((

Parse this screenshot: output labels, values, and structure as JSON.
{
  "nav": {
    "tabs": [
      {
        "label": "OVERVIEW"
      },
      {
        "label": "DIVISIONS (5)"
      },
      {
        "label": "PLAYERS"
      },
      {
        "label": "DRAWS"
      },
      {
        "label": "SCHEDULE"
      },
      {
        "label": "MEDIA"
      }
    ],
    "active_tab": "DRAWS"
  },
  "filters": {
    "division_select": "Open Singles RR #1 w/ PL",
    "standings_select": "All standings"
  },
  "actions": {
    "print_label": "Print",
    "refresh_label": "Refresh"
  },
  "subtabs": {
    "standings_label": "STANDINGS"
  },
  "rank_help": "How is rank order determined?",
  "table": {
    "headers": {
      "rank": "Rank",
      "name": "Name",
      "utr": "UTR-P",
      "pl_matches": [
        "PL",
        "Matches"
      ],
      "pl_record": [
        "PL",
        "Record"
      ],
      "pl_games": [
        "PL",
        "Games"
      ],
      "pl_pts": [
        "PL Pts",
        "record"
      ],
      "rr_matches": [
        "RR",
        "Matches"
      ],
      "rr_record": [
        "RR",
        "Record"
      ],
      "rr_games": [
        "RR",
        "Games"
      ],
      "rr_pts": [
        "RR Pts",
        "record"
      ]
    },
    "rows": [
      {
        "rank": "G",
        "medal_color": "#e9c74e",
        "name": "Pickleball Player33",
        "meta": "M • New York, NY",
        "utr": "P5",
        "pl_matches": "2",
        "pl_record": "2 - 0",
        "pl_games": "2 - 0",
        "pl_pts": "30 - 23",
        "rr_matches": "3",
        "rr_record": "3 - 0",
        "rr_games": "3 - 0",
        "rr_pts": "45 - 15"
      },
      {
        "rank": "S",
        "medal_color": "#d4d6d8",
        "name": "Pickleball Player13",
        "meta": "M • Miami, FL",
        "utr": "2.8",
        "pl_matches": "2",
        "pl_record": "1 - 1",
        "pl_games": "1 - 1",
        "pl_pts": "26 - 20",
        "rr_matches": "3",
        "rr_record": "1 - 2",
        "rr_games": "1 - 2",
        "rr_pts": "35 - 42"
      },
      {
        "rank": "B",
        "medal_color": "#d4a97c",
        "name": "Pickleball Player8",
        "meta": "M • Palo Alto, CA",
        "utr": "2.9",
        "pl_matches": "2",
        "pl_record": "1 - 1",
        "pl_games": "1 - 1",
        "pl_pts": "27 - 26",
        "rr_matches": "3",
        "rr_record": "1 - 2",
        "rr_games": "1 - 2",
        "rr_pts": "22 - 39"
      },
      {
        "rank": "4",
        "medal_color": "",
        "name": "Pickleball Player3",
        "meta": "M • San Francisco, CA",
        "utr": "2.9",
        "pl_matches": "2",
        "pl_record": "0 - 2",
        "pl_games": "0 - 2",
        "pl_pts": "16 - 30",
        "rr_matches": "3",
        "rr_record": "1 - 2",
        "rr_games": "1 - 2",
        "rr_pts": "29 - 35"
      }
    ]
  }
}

))

* Work instructions
Output the entries verbatim.

* Result below
Parse this screenshot: output labels, values, and structure as JSON.
{
  "nav": {
    "tabs": [
      {
        "label": "OVERVIEW"
      },
      {
        "label": "DIVISIONS (5)"
      },
      {
        "label": "PLAYERS"
      },
      {
        "label": "DRAWS"
      },
      {
        "label": "SCHEDULE"
      },
      {
        "label": "MEDIA"
      }
    ],
    "active_tab": "DRAWS"
  },
  "filters": {
    "division_select": "Open Singles RR #1 w/ PL",
    "standings_select": "All standings"
  },
  "actions": {
    "print_label": "Print",
    "refresh_label": "Refresh"
  },
  "subtabs": {
    "standings_label": "STANDINGS"
  },
  "rank_help": "How is rank order determined?",
  "table": {
    "headers": {
      "rank": "Rank",
      "name": "Name",
      "utr": "UTR-P",
      "pl_matches": [
        "PL",
        "Matches"
      ],
      "pl_record": [
        "PL",
        "Record"
      ],
      "pl_games": [
        "PL",
        "Games"
      ],
      "pl_pts": [
        "PL Pts",
        "record"
      ],
      "rr_matches": [
        "RR",
        "Matches"
      ],
      "rr_record": [
        "RR",
        "Record"
      ],
      "rr_games": [
        "RR",
        "Games"
      ],
      "rr_pts": [
        "RR Pts",
        "record"
      ]
    },
    "rows": [
      {
        "rank": "G",
        "medal_color": "#e9c74e",
        "name": "Pickleball Player33",
        "meta": "M • New York, NY",
        "utr": "P5",
        "pl_matches": "2",
        "pl_record": "2 - 0",
        "pl_games": "2 - 0",
        "pl_pts": "30 - 23",
        "rr_matches": "3",
        "rr_record": "3 - 0",
        "rr_games": "3 - 0",
        "rr_pts": "45 - 15"
      },
      {
        "rank": "S",
        "medal_color": "#d4d6d8",
        "name": "Pickleball Player13",
        "meta": "M • Miami, FL",
        "utr": "2.8",
        "pl_matches": "2",
        "pl_record": "1 - 1",
        "pl_games": "1 - 1",
        "pl_pts": "26 - 20",
        "rr_matches": "3",
        "rr_record": "1 - 2",
        "rr_games": "1 - 2",
        "rr_pts": "35 - 42"
      },
      {
        "rank": "B",
        "medal_color": "#d4a97c",
        "name": "Pickleball Player8",
        "meta": "M • Palo Alto, CA",
        "utr": "2.9",
        "pl_matches": "2",
        "pl_record": "1 - 1",
        "pl_games": "1 - 1",
        "pl_pts": "27 - 26",
        "rr_matches": "3",
        "rr_record": "1 - 2",
        "rr_games": "1 - 2",
        "rr_pts": "22 - 39"
      },
      {
        "rank": "4",
        "medal_color": "",
        "name": "Pickleball Player3",
        "meta": "M • San Francisco, CA",
        "utr": "2.9",
        "pl_matches": "2",
        "pl_record": "0 - 2",
        "pl_games": "0 - 2",
        "pl_pts": "16 - 30",
        "rr_matches": "3",
        "rr_record": "1 - 2",
        "rr_games": "1 - 2",
        "rr_pts": "29 - 35"
      }
    ]
  }
}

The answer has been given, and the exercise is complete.